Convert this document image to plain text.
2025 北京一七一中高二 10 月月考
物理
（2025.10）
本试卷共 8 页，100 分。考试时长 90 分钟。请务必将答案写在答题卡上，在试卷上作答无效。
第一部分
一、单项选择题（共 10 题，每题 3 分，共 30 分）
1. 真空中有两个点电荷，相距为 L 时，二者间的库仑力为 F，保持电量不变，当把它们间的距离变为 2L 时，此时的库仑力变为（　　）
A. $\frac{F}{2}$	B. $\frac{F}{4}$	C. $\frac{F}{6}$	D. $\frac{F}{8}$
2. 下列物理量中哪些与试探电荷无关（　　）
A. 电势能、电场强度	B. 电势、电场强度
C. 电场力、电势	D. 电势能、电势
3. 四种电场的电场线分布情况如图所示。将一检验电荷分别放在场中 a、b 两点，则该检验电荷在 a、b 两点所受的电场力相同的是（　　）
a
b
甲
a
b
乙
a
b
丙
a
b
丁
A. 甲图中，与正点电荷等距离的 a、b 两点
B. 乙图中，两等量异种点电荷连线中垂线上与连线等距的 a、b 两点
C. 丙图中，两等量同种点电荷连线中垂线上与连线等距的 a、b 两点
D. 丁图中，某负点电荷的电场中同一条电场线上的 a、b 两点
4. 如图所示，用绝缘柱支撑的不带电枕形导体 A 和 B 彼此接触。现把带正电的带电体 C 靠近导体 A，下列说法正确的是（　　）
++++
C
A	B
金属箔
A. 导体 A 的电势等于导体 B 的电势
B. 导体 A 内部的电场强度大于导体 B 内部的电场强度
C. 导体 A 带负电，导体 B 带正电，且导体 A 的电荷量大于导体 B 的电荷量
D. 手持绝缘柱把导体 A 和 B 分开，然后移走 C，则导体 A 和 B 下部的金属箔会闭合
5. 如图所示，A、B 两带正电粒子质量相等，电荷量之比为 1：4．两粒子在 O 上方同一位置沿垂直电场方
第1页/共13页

───

- [Aim of the exercise] Write out each line of the data above again, exactly as given.

- [Correct response]
Convert this document image to plain text.
2025 北京一七一中高二 10 月月考
物理
（2025.10）
本试卷共 8 页，100 分。考试时长 90 分钟。请务必将答案写在答题卡上，在试卷上作答无效。
第一部分
一、单项选择题（共 10 题，每题 3 分，共 30 分）
1. 真空中有两个点电荷，相距为 L 时，二者间的库仑力为 F，保持电量不变，当把它们间的距离变为 2L 时，此时的库仑力变为（　　）
A. $\frac{F}{2}$	B. $\frac{F}{4}$	C. $\frac{F}{6}$	D. $\frac{F}{8}$
2. 下列物理量中哪些与试探电荷无关（　　）
A. 电势能、电场强度	B. 电势、电场强度
C. 电场力、电势	D. 电势能、电势
3. 四种电场的电场线分布情况如图所示。将一检验电荷分别放在场中 a、b 两点，则该检验电荷在 a、b 两点所受的电场力相同的是（　　）
a
b
甲
a
b
乙
a
b
丙
a
b
丁
A. 甲图中，与正点电荷等距离的 a、b 两点
B. 乙图中，两等量异种点电荷连线中垂线上与连线等距的 a、b 两点
C. 丙图中，两等量同种点电荷连线中垂线上与连线等距的 a、b 两点
D. 丁图中，某负点电荷的电场中同一条电场线上的 a、b 两点
4. 如图所示，用绝缘柱支撑的不带电枕形导体 A 和 B 彼此接触。现把带正电的带电体 C 靠近导体 A，下列说法正确的是（　　）
++++
C
A	B
金属箔
A. 导体 A 的电势等于导体 B 的电势
B. 导体 A 内部的电场强度大于导体 B 内部的电场强度
C. 导体 A 带负电，导体 B 带正电，且导体 A 的电荷量大于导体 B 的电荷量
D. 手持绝缘柱把导体 A 和 B 分开，然后移走 C，则导体 A 和 B 下部的金属箔会闭合
5. 如图所示，A、B 两带正电粒子质量相等，电荷量之比为 1：4．两粒子在 O 上方同一位置沿垂直电场方
第1页/共13页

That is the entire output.